**RECORDS TO USE**.
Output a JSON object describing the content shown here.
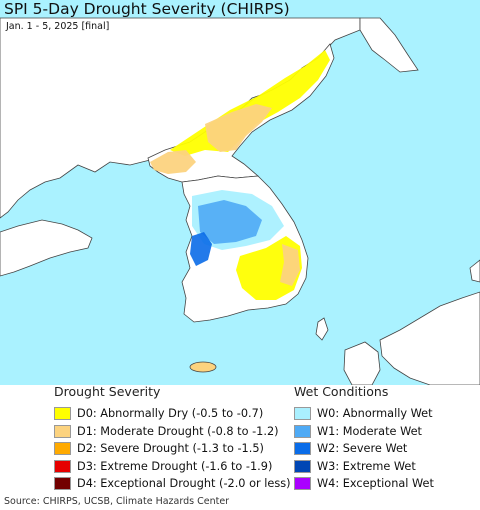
{
  "title": "SPI 5-Day Drought Severity (CHIRPS)",
  "subtitle": "Jan. 1 - 5, 2025 [final]",
  "colors": {
    "sea": "#aaf2ff",
    "land": "#ffffff",
    "border": "#444444",
    "abnormally_dry": "#ffff00",
    "moderate_drought": "#fcd37f",
    "severe_drought": "#ffaa00",
    "extreme_drought": "#e60000",
    "exceptional_drought": "#730000",
    "abnormally_wet": "#aaf0ff",
    "moderately_wet": "#4faaf5",
    "severely_wet": "#0a6ce8",
    "extremely_wet": "#0046b4",
    "exceptionally_wet": "#aa00ff"
  },
  "legend": {
    "drought": {
      "title": "Drought Severity",
      "items": [
        {
          "label": "D0: Abnormally Dry (-0.5 to -0.7)",
          "color": "#ffff00"
        },
        {
          "label": "D1: Moderate Drought (-0.8 to -1.2)",
          "color": "#fcd37f"
        },
        {
          "label": "D2: Severe Drought (-1.3 to -1.5)",
          "color": "#ffaa00"
        },
        {
          "label": "D3: Extreme Drought (-1.6 to -1.9)",
          "color": "#e60000"
        },
        {
          "label": "D4: Exceptional Drought (-2.0 or less)",
          "color": "#730000"
        }
      ]
    },
    "wet": {
      "title": "Wet Conditions",
      "items": [
        {
          "label": "W0: Abnormally Wet",
          "color": "#aaf0ff"
        },
        {
          "label": "W1: Moderate Wet",
          "color": "#4faaf5"
        },
        {
          "label": "W2: Severe Wet",
          "color": "#0a6ce8"
        },
        {
          "label": "W3: Extreme Wet",
          "color": "#0046b4"
        },
        {
          "label": "W4: Exceptional Wet",
          "color": "#aa00ff"
        }
      ]
    }
  },
  "source": "Source: CHIRPS, UCSB, Climate Hazards Center"
}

**DIRECTIONS**. Reproduce each record from above exactly; pictures do not belong in the copy.

**RIGHT ANSWER**.
Output a JSON object describing the content shown here.
{
  "title": "SPI 5-Day Drought Severity (CHIRPS)",
  "subtitle": "Jan. 1 - 5, 2025 [final]",
  "colors": {
    "sea": "#aaf2ff",
    "land": "#ffffff",
    "border": "#444444",
    "abnormally_dry": "#ffff00",
    "moderate_drought": "#fcd37f",
    "severe_drought": "#ffaa00",
    "extreme_drought": "#e60000",
    "exceptional_drought": "#730000",
    "abnormally_wet": "#aaf0ff",
    "moderately_wet": "#4faaf5",
    "severely_wet": "#0a6ce8",
    "extremely_wet": "#0046b4",
    "exceptionally_wet": "#aa00ff"
  },
  "legend": {
    "drought": {
      "title": "Drought Severity",
      "items": [
        {
          "label": "D0: Abnormally Dry (-0.5 to -0.7)",
          "color": "#ffff00"
        },
        {
          "label": "D1: Moderate Drought (-0.8 to -1.2)",
          "color": "#fcd37f"
        },
        {
          "label": "D2: Severe Drought (-1.3 to -1.5)",
          "color": "#ffaa00"
        },
        {
          "label": "D3: Extreme Drought (-1.6 to -1.9)",
          "color": "#e60000"
        },
        {
          "label": "D4: Exceptional Drought (-2.0 or less)",
          "color": "#730000"
        }
      ]
    },
    "wet": {
      "title": "Wet Conditions",
      "items": [
        {
          "label": "W0: Abnormally Wet",
          "color": "#aaf0ff"
        },
        {
          "label": "W1: Moderate Wet",
          "color": "#4faaf5"
        },
        {
          "label": "W2: Severe Wet",
          "color": "#0a6ce8"
        },
        {
          "label": "W3: Extreme Wet",
          "color": "#0046b4"
        },
        {
          "label": "W4: Exceptional Wet",
          "color": "#aa00ff"
        }
      ]
    }
  },
  "source": "Source: CHIRPS, UCSB, Climate Hazards Center"
}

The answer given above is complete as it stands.